> _RECORDS TO USE_
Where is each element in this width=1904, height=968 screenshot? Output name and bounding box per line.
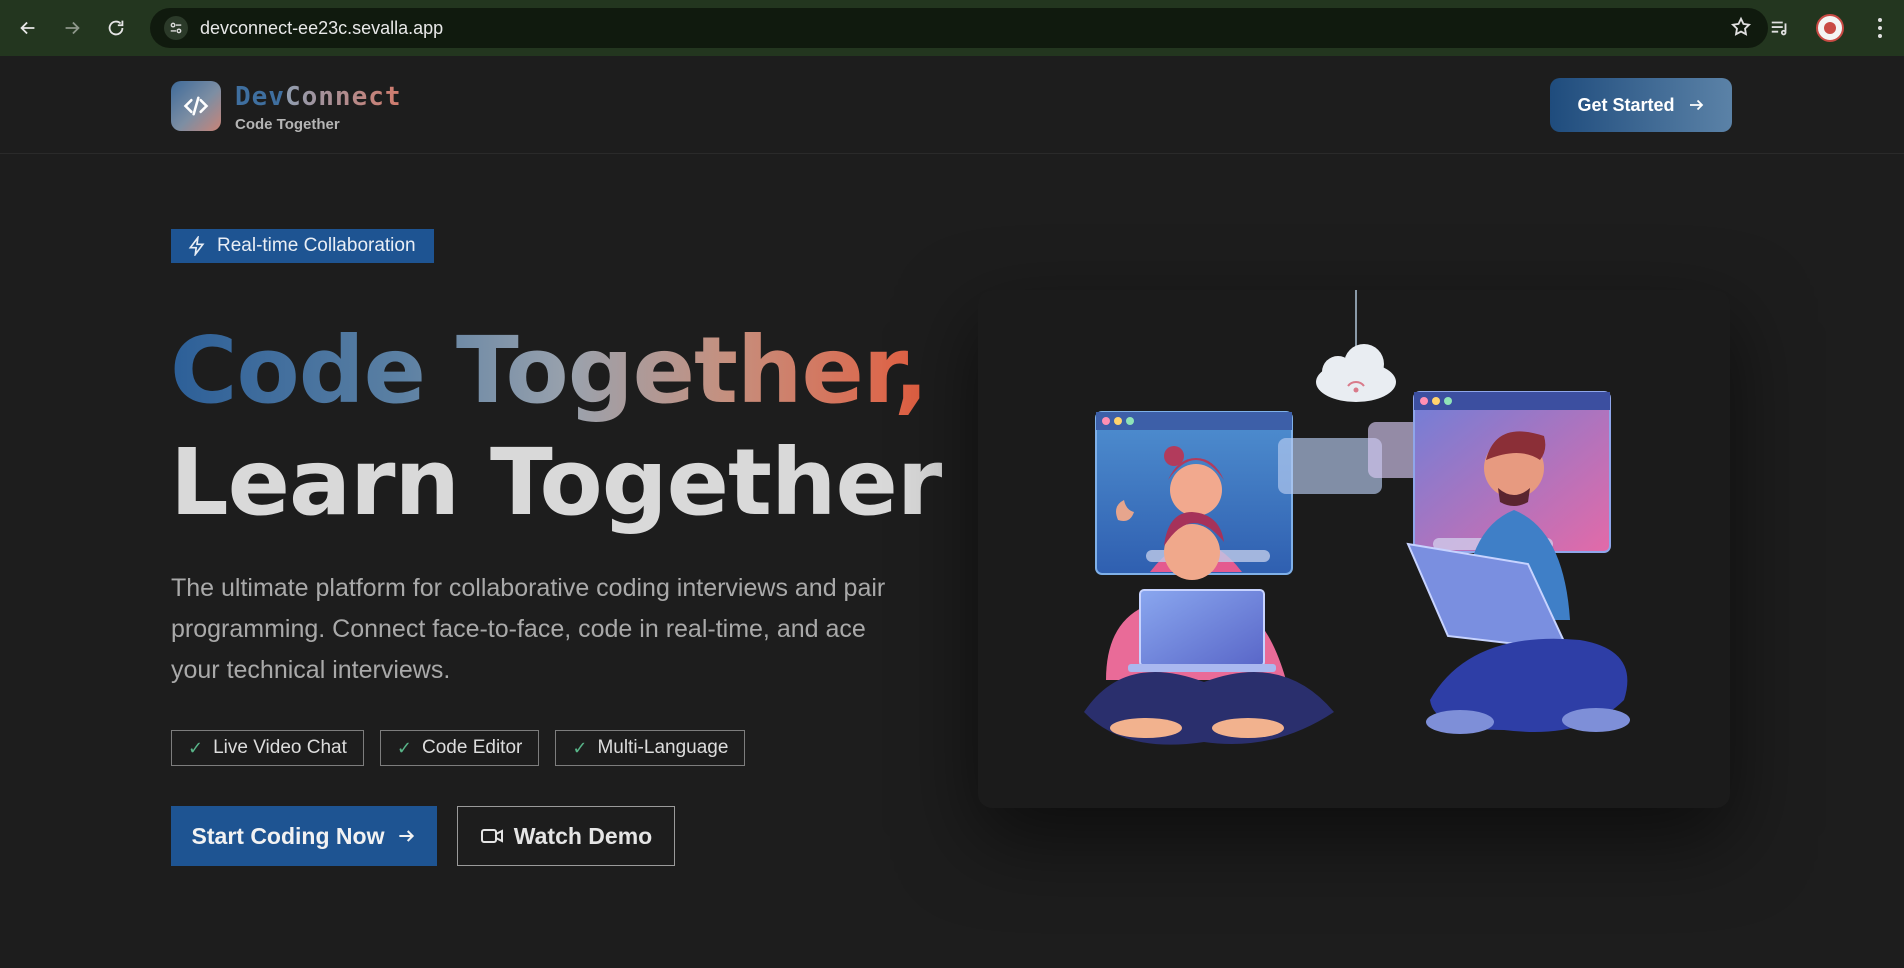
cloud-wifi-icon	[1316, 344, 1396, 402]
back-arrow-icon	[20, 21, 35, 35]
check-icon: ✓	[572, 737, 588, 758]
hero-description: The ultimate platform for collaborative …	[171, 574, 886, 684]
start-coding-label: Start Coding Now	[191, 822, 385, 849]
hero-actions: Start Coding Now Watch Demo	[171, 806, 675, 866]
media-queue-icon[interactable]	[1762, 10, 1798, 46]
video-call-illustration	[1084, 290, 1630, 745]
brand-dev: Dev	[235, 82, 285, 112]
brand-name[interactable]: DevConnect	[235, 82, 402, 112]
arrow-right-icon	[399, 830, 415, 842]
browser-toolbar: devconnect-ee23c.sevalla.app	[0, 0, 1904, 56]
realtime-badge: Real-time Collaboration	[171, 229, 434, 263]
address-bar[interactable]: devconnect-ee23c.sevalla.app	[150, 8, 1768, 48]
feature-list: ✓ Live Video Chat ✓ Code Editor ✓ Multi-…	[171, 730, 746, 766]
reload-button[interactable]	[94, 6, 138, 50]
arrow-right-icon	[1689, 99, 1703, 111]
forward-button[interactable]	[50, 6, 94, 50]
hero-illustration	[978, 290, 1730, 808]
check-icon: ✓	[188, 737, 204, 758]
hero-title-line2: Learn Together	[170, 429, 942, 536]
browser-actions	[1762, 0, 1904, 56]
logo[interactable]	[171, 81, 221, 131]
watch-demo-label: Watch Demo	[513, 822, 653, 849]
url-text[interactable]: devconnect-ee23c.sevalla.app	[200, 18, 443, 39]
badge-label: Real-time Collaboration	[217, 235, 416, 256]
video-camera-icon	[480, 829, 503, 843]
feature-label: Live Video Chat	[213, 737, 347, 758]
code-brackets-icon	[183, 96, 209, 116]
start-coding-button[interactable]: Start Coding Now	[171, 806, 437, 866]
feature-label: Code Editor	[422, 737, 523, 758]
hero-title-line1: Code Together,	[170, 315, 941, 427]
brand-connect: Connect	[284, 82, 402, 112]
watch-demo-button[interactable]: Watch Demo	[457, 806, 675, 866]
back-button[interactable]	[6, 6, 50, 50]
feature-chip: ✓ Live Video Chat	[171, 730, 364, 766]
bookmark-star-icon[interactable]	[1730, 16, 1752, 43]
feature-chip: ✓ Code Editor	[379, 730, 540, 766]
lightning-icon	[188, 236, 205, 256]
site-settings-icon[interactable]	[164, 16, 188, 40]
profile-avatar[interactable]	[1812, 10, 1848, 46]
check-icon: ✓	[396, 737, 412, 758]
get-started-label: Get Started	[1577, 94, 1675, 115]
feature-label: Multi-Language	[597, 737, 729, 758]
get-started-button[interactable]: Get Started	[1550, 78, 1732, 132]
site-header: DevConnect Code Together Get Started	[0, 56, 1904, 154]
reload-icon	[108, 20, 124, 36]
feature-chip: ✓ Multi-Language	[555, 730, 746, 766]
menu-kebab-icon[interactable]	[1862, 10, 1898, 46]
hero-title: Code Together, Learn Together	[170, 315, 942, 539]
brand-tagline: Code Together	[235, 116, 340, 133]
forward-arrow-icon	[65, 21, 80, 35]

> _GOAL_
Copy out the data above line for line, without changing anything, and leave out the picture.

> _EXERCISE ANSWER_
Where is each element in this width=1904, height=968 screenshot? Output name and bounding box per line.
cloud-wifi-icon	[1316, 344, 1396, 402]
back-arrow-icon	[20, 21, 35, 35]
check-icon: ✓	[572, 737, 588, 758]
hero-description: The ultimate platform for collaborative …	[171, 574, 886, 684]
start-coding-label: Start Coding Now	[191, 822, 385, 849]
hero-actions: Start Coding Now Watch Demo	[171, 806, 675, 866]
media-queue-icon[interactable]	[1762, 10, 1798, 46]
video-call-illustration	[1084, 290, 1630, 745]
brand-dev: Dev	[235, 82, 285, 112]
brand-name[interactable]: DevConnect	[235, 82, 402, 112]
arrow-right-icon	[399, 830, 415, 842]
browser-toolbar: devconnect-ee23c.sevalla.app	[0, 0, 1904, 56]
realtime-badge: Real-time Collaboration	[171, 229, 434, 263]
address-bar[interactable]: devconnect-ee23c.sevalla.app	[150, 8, 1768, 48]
feature-list: ✓ Live Video Chat ✓ Code Editor ✓ Multi-…	[171, 730, 746, 766]
reload-button[interactable]	[94, 6, 138, 50]
arrow-right-icon	[1689, 99, 1703, 111]
forward-button[interactable]	[50, 6, 94, 50]
hero-illustration	[978, 290, 1730, 808]
check-icon: ✓	[188, 737, 204, 758]
hero-title-line2: Learn Together	[170, 429, 942, 536]
browser-actions	[1762, 0, 1904, 56]
logo[interactable]	[171, 81, 221, 131]
watch-demo-label: Watch Demo	[513, 822, 653, 849]
url-text[interactable]: devconnect-ee23c.sevalla.app	[200, 18, 443, 39]
badge-label: Real-time Collaboration	[217, 235, 416, 256]
video-camera-icon	[480, 829, 503, 843]
feature-label: Live Video Chat	[213, 737, 347, 758]
code-brackets-icon	[183, 96, 209, 116]
start-coding-button[interactable]: Start Coding Now	[171, 806, 437, 866]
feature-label: Code Editor	[422, 737, 523, 758]
hero-title-line1: Code Together,	[170, 315, 941, 427]
brand-connect: Connect	[284, 82, 402, 112]
watch-demo-button[interactable]: Watch Demo	[457, 806, 675, 866]
back-button[interactable]	[6, 6, 50, 50]
feature-chip: ✓ Live Video Chat	[171, 730, 364, 766]
bookmark-star-icon[interactable]	[1730, 16, 1752, 43]
feature-chip: ✓ Code Editor	[379, 730, 540, 766]
lightning-icon	[188, 236, 205, 256]
site-settings-icon[interactable]	[164, 16, 188, 40]
profile-avatar[interactable]	[1812, 10, 1848, 46]
check-icon: ✓	[396, 737, 412, 758]
get-started-label: Get Started	[1577, 94, 1675, 115]
feature-label: Multi-Language	[597, 737, 729, 758]
get-started-button[interactable]: Get Started	[1550, 78, 1732, 132]
site-header: DevConnect Code Together Get Started	[0, 56, 1904, 154]
reload-icon	[108, 20, 124, 36]
feature-chip: ✓ Multi-Language	[555, 730, 746, 766]
menu-kebab-icon[interactable]	[1862, 10, 1898, 46]
hero-title: Code Together, Learn Together	[170, 315, 942, 539]
brand-tagline: Code Together	[235, 116, 340, 133]
forward-arrow-icon	[65, 21, 80, 35]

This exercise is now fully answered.